◆ **OBJECTIVE**:
Images are not part of the copy; write out the rest of the data exactly as given.

◆ **SUPPLIED RECORDS**:
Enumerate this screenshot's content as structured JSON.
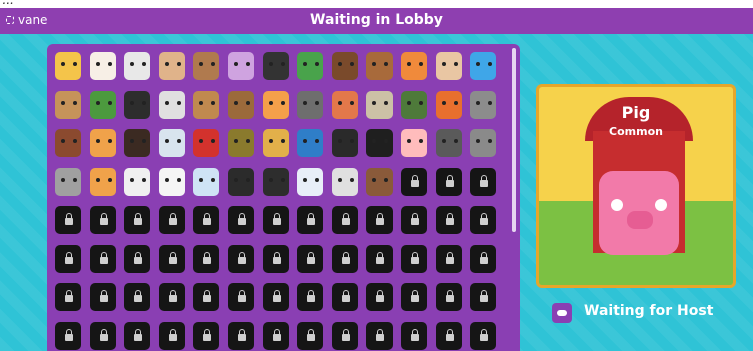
{
  "caption": "...",
  "header": {
    "user": "vane",
    "title": "Waiting in Lobby"
  },
  "grid": {
    "rows": [
      {
        "cells": [
          "duck",
          "chicken",
          "cow",
          "pig",
          "moose",
          "star-slot",
          "zebra",
          "frog",
          "bear",
          "puppy",
          "fox",
          "rabbit",
          "goldfish"
        ],
        "locked": [
          false,
          false,
          false,
          false,
          false,
          false,
          false,
          false,
          false,
          false,
          false,
          false,
          false
        ]
      },
      {
        "cells": [
          "bear-cub",
          "frog",
          "cat",
          "husky",
          "reindeer",
          "moose",
          "fox",
          "raccoon",
          "fox",
          "owl",
          "hedgehog",
          "squirrel",
          "wolf"
        ],
        "locked": [
          false,
          false,
          false,
          false,
          false,
          false,
          false,
          false,
          false,
          false,
          false,
          false,
          false
        ]
      },
      {
        "cells": [
          "boar",
          "tiger",
          "buffalo",
          "snowy-owl",
          "parrot",
          "pine",
          "leopard",
          "macaw",
          "toucan",
          "panther",
          "sloth",
          "raccoon",
          "elephant"
        ],
        "locked": [
          false,
          false,
          false,
          false,
          false,
          false,
          false,
          false,
          false,
          false,
          false,
          false,
          false
        ]
      },
      {
        "cells": [
          "rhino",
          "tiger",
          "snowy-owl",
          "polar-bear",
          "arctic-fox",
          "penguin",
          "penguin",
          "arctic-fox",
          "seal",
          "walrus",
          "locked",
          "locked",
          "locked"
        ],
        "locked": [
          false,
          false,
          false,
          false,
          false,
          false,
          false,
          false,
          false,
          false,
          true,
          true,
          true
        ]
      },
      {
        "cells": [
          "locked",
          "locked",
          "locked",
          "locked",
          "locked",
          "locked",
          "locked",
          "locked",
          "locked",
          "locked",
          "locked",
          "locked",
          "locked"
        ],
        "locked": [
          true,
          true,
          true,
          true,
          true,
          true,
          true,
          true,
          true,
          true,
          true,
          true,
          true
        ]
      },
      {
        "cells": [
          "locked",
          "locked",
          "locked",
          "locked",
          "locked",
          "locked",
          "locked",
          "locked",
          "locked",
          "locked",
          "locked",
          "locked",
          "locked"
        ],
        "locked": [
          true,
          true,
          true,
          true,
          true,
          true,
          true,
          true,
          true,
          true,
          true,
          true,
          true
        ]
      },
      {
        "cells": [
          "locked",
          "locked",
          "locked",
          "locked",
          "locked",
          "locked",
          "locked",
          "locked",
          "locked",
          "locked",
          "locked",
          "locked",
          "locked"
        ],
        "locked": [
          true,
          true,
          true,
          true,
          true,
          true,
          true,
          true,
          true,
          true,
          true,
          true,
          true
        ]
      },
      {
        "cells": [
          "locked",
          "locked",
          "locked",
          "locked",
          "locked",
          "locked",
          "locked",
          "locked",
          "locked",
          "locked",
          "locked",
          "locked",
          "locked"
        ],
        "locked": [
          true,
          true,
          true,
          true,
          true,
          true,
          true,
          true,
          true,
          true,
          true,
          true,
          true
        ]
      }
    ]
  },
  "preview": {
    "name": "Pig",
    "rarity": "Common"
  },
  "status": {
    "label": "Waiting for Host"
  },
  "colors": {
    "bar": "#8e3fb0",
    "panel": "#8a3fb3",
    "background": "#2fc3d6"
  },
  "icons": {
    "user": "fullscreen-icon",
    "status": "gamepad-icon"
  }
}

◆ **RESULT BELOW**:
Enumerate this screenshot's content as structured JSON.
{
  "caption": "...",
  "header": {
    "user": "vane",
    "title": "Waiting in Lobby"
  },
  "grid": {
    "rows": [
      {
        "cells": [
          "duck",
          "chicken",
          "cow",
          "pig",
          "moose",
          "star-slot",
          "zebra",
          "frog",
          "bear",
          "puppy",
          "fox",
          "rabbit",
          "goldfish"
        ],
        "locked": [
          false,
          false,
          false,
          false,
          false,
          false,
          false,
          false,
          false,
          false,
          false,
          false,
          false
        ]
      },
      {
        "cells": [
          "bear-cub",
          "frog",
          "cat",
          "husky",
          "reindeer",
          "moose",
          "fox",
          "raccoon",
          "fox",
          "owl",
          "hedgehog",
          "squirrel",
          "wolf"
        ],
        "locked": [
          false,
          false,
          false,
          false,
          false,
          false,
          false,
          false,
          false,
          false,
          false,
          false,
          false
        ]
      },
      {
        "cells": [
          "boar",
          "tiger",
          "buffalo",
          "snowy-owl",
          "parrot",
          "pine",
          "leopard",
          "macaw",
          "toucan",
          "panther",
          "sloth",
          "raccoon",
          "elephant"
        ],
        "locked": [
          false,
          false,
          false,
          false,
          false,
          false,
          false,
          false,
          false,
          false,
          false,
          false,
          false
        ]
      },
      {
        "cells": [
          "rhino",
          "tiger",
          "snowy-owl",
          "polar-bear",
          "arctic-fox",
          "penguin",
          "penguin",
          "arctic-fox",
          "seal",
          "walrus",
          "locked",
          "locked",
          "locked"
        ],
        "locked": [
          false,
          false,
          false,
          false,
          false,
          false,
          false,
          false,
          false,
          false,
          true,
          true,
          true
        ]
      },
      {
        "cells": [
          "locked",
          "locked",
          "locked",
          "locked",
          "locked",
          "locked",
          "locked",
          "locked",
          "locked",
          "locked",
          "locked",
          "locked",
          "locked"
        ],
        "locked": [
          true,
          true,
          true,
          true,
          true,
          true,
          true,
          true,
          true,
          true,
          true,
          true,
          true
        ]
      },
      {
        "cells": [
          "locked",
          "locked",
          "locked",
          "locked",
          "locked",
          "locked",
          "locked",
          "locked",
          "locked",
          "locked",
          "locked",
          "locked",
          "locked"
        ],
        "locked": [
          true,
          true,
          true,
          true,
          true,
          true,
          true,
          true,
          true,
          true,
          true,
          true,
          true
        ]
      },
      {
        "cells": [
          "locked",
          "locked",
          "locked",
          "locked",
          "locked",
          "locked",
          "locked",
          "locked",
          "locked",
          "locked",
          "locked",
          "locked",
          "locked"
        ],
        "locked": [
          true,
          true,
          true,
          true,
          true,
          true,
          true,
          true,
          true,
          true,
          true,
          true,
          true
        ]
      },
      {
        "cells": [
          "locked",
          "locked",
          "locked",
          "locked",
          "locked",
          "locked",
          "locked",
          "locked",
          "locked",
          "locked",
          "locked",
          "locked",
          "locked"
        ],
        "locked": [
          true,
          true,
          true,
          true,
          true,
          true,
          true,
          true,
          true,
          true,
          true,
          true,
          true
        ]
      }
    ]
  },
  "preview": {
    "name": "Pig",
    "rarity": "Common"
  },
  "status": {
    "label": "Waiting for Host"
  },
  "colors": {
    "bar": "#8e3fb0",
    "panel": "#8a3fb3",
    "background": "#2fc3d6"
  },
  "icons": {
    "user": "fullscreen-icon",
    "status": "gamepad-icon"
  }
}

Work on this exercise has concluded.